═════ Record list

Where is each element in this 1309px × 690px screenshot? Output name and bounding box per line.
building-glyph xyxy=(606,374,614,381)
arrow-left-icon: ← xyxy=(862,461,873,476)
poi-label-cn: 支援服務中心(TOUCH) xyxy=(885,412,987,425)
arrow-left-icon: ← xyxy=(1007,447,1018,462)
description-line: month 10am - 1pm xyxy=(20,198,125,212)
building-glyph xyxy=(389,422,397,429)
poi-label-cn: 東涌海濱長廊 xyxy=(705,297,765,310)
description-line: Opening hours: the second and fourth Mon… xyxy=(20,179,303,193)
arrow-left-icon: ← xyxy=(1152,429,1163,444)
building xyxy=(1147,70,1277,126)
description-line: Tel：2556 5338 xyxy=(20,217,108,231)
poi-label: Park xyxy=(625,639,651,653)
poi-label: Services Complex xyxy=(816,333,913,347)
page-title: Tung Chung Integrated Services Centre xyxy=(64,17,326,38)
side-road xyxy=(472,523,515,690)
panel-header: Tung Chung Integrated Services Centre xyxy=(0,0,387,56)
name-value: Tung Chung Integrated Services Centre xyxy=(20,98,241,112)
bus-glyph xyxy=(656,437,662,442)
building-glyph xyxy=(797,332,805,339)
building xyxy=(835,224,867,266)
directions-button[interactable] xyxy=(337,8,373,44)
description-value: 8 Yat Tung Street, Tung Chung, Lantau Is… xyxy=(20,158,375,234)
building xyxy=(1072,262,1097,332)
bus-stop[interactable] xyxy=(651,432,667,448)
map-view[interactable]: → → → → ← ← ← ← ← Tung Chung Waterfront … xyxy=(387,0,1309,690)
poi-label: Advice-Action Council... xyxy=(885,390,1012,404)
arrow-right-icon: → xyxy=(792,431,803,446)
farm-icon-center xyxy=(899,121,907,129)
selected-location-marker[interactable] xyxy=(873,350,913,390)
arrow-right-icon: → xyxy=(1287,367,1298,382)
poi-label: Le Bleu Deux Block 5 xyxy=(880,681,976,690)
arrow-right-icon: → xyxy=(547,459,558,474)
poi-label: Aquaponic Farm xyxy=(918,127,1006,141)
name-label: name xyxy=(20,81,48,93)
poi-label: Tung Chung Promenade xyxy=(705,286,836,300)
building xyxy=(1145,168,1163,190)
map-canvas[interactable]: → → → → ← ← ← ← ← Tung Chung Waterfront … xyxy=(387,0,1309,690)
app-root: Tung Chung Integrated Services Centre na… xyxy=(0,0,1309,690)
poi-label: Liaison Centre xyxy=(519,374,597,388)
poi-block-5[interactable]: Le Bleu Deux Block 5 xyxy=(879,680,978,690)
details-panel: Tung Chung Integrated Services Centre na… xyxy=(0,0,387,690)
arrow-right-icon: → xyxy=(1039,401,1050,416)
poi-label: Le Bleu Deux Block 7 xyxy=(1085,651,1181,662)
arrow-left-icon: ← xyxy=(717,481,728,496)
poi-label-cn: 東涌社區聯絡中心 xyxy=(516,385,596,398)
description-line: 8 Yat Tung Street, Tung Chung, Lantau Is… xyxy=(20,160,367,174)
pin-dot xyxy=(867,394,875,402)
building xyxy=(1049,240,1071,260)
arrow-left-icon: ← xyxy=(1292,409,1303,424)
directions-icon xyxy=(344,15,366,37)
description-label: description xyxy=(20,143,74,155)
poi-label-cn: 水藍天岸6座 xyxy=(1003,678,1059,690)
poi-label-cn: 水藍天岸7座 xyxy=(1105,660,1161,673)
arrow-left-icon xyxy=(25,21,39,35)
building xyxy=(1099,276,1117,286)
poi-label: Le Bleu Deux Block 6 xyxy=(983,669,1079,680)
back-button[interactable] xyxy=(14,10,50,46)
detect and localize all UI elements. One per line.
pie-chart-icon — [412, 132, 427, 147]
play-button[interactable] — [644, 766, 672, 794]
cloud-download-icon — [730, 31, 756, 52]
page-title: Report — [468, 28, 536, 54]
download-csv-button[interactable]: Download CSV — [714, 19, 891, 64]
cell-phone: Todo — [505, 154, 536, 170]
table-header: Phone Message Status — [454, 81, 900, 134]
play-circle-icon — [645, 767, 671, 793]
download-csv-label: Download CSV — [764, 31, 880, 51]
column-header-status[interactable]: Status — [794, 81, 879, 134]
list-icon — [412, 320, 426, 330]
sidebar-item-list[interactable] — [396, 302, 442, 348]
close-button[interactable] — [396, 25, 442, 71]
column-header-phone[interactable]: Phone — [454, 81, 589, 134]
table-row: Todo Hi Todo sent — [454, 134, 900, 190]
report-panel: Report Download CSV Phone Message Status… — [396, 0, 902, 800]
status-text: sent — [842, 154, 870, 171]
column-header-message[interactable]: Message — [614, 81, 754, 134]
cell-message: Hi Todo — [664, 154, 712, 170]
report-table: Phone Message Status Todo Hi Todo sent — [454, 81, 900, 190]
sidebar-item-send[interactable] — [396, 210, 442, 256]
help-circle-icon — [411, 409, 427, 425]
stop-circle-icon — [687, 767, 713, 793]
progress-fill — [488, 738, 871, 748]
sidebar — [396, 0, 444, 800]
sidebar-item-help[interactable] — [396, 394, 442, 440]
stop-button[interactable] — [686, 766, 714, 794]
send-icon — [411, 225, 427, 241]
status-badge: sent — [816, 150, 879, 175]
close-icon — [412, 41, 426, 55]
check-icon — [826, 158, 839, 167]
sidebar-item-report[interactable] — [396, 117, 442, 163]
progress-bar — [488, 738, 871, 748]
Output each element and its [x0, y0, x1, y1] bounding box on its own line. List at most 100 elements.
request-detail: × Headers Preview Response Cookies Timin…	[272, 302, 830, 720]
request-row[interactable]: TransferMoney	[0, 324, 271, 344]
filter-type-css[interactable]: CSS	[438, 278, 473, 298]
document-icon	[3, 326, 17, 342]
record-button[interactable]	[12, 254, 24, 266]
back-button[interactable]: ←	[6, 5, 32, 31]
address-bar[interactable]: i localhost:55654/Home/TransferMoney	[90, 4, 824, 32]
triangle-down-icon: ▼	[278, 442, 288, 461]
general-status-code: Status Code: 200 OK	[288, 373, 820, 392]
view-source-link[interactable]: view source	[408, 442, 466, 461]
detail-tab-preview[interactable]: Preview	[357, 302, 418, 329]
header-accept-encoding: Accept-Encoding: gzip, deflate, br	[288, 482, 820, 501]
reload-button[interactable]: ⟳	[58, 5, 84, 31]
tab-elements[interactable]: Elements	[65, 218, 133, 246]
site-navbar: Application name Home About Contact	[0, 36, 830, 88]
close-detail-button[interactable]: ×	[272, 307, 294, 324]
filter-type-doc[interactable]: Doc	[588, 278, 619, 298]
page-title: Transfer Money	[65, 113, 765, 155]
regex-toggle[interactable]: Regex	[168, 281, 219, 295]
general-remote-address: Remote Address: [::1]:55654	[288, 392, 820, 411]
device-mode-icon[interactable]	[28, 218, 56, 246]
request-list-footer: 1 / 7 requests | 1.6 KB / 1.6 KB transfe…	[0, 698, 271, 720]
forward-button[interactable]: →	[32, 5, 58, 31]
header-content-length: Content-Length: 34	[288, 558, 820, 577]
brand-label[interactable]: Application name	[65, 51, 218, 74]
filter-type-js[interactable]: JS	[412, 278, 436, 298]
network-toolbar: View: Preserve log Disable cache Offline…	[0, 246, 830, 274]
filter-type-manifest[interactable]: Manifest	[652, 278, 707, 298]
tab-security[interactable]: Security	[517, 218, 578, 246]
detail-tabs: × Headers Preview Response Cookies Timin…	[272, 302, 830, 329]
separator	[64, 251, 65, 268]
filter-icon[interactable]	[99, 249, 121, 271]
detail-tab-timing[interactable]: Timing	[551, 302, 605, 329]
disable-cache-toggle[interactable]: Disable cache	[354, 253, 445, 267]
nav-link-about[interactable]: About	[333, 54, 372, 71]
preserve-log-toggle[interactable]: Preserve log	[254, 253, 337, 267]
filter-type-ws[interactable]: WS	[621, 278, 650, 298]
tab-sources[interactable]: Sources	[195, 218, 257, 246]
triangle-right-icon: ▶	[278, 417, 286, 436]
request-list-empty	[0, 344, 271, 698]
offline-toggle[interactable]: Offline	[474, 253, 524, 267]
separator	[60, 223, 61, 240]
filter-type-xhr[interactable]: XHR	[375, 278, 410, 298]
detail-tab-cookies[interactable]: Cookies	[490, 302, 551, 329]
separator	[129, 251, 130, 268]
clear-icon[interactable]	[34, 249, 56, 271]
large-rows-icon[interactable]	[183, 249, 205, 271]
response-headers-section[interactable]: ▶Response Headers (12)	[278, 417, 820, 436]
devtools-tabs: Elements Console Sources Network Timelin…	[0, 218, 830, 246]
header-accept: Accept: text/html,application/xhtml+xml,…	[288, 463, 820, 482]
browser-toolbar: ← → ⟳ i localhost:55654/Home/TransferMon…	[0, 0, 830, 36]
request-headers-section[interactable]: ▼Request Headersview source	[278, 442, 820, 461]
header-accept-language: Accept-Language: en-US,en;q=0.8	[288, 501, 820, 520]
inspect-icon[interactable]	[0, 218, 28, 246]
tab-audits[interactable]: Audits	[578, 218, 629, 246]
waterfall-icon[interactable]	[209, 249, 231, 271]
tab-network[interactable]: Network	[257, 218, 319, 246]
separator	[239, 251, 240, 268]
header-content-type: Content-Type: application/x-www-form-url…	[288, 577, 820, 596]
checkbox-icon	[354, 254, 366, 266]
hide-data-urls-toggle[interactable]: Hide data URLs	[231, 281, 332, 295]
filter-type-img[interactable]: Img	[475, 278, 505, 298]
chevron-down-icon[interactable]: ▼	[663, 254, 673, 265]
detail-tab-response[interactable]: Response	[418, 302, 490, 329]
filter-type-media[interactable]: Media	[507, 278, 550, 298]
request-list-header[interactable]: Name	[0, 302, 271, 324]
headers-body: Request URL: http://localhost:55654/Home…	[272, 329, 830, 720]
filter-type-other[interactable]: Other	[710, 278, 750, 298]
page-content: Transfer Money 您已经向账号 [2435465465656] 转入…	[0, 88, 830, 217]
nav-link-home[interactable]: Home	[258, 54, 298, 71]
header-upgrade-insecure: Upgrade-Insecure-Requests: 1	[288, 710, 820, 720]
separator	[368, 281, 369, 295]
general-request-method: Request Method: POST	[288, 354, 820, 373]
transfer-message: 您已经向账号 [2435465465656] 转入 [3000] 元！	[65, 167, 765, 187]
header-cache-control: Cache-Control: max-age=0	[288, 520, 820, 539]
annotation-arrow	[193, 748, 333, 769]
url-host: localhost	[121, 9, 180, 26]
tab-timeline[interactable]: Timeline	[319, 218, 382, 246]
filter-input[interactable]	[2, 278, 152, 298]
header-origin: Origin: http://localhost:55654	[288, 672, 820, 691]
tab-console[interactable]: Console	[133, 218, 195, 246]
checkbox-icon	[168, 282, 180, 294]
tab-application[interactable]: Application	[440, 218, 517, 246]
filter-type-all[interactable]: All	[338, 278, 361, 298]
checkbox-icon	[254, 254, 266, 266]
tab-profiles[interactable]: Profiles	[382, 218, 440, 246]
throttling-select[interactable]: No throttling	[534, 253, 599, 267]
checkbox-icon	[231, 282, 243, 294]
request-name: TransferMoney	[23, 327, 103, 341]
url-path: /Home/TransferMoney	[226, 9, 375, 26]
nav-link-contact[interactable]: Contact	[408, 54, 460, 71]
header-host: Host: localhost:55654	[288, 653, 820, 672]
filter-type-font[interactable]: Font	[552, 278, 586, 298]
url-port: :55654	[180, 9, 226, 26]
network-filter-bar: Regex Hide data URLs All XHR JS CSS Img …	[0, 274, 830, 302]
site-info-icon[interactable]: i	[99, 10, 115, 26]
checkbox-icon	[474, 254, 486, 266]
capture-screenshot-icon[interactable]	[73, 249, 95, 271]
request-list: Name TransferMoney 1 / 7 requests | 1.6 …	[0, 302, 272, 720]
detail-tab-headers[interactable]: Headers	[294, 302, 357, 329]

══════════

Transcribe the material word for word, from its first line through the line that contains "poi-label-cn: 東涌海濱長廊 xyxy=(705,297,765,310)", and include that line.

_Correct result_
Where is each element in this 1309px × 690px screenshot? Output name and bounding box per line.
building-glyph xyxy=(606,374,614,381)
arrow-left-icon: ← xyxy=(862,461,873,476)
poi-label-cn: 支援服務中心(TOUCH) xyxy=(885,412,987,425)
arrow-left-icon: ← xyxy=(1007,447,1018,462)
description-line: month 10am - 1pm xyxy=(20,198,125,212)
building-glyph xyxy=(389,422,397,429)
poi-label-cn: 東涌海濱長廊 xyxy=(705,297,765,310)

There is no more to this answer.